## Exercise description:
Make an exact copy of all the entries, but do not reproduce the pictures.

*** Supplied records ***

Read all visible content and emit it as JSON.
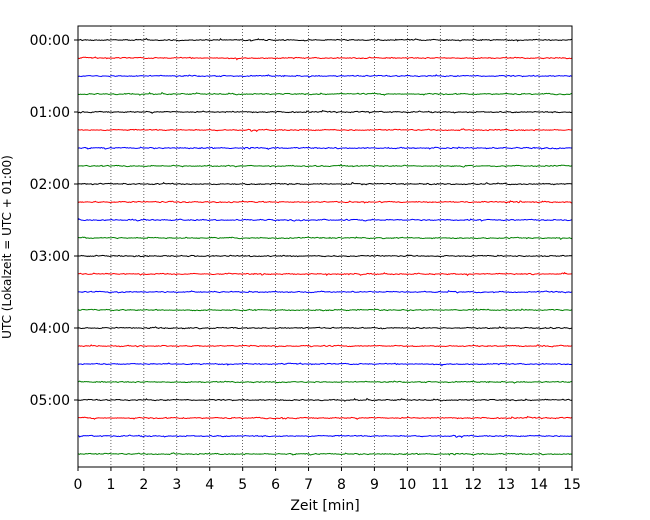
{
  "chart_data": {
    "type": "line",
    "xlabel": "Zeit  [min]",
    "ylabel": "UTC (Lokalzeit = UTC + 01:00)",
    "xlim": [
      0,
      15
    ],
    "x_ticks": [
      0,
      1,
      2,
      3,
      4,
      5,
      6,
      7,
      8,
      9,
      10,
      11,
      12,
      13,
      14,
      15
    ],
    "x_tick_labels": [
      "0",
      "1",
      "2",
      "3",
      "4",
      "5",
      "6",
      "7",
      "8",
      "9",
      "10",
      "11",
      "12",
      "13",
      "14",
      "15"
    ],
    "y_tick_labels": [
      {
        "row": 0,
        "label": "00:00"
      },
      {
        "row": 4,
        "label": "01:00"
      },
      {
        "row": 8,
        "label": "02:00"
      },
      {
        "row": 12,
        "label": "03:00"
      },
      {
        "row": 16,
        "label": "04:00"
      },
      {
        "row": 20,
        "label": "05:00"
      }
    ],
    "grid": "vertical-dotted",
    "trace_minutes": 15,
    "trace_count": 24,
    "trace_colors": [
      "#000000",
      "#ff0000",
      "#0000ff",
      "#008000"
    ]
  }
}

***

## Full response:
Read all visible content and emit it as JSON.
{
  "chart_data": {
    "type": "line",
    "xlabel": "Zeit  [min]",
    "ylabel": "UTC (Lokalzeit = UTC + 01:00)",
    "xlim": [
      0,
      15
    ],
    "x_ticks": [
      0,
      1,
      2,
      3,
      4,
      5,
      6,
      7,
      8,
      9,
      10,
      11,
      12,
      13,
      14,
      15
    ],
    "x_tick_labels": [
      "0",
      "1",
      "2",
      "3",
      "4",
      "5",
      "6",
      "7",
      "8",
      "9",
      "10",
      "11",
      "12",
      "13",
      "14",
      "15"
    ],
    "y_tick_labels": [
      {
        "row": 0,
        "label": "00:00"
      },
      {
        "row": 4,
        "label": "01:00"
      },
      {
        "row": 8,
        "label": "02:00"
      },
      {
        "row": 12,
        "label": "03:00"
      },
      {
        "row": 16,
        "label": "04:00"
      },
      {
        "row": 20,
        "label": "05:00"
      }
    ],
    "grid": "vertical-dotted",
    "trace_minutes": 15,
    "trace_count": 24,
    "trace_colors": [
      "#000000",
      "#ff0000",
      "#0000ff",
      "#008000"
    ]
  }
}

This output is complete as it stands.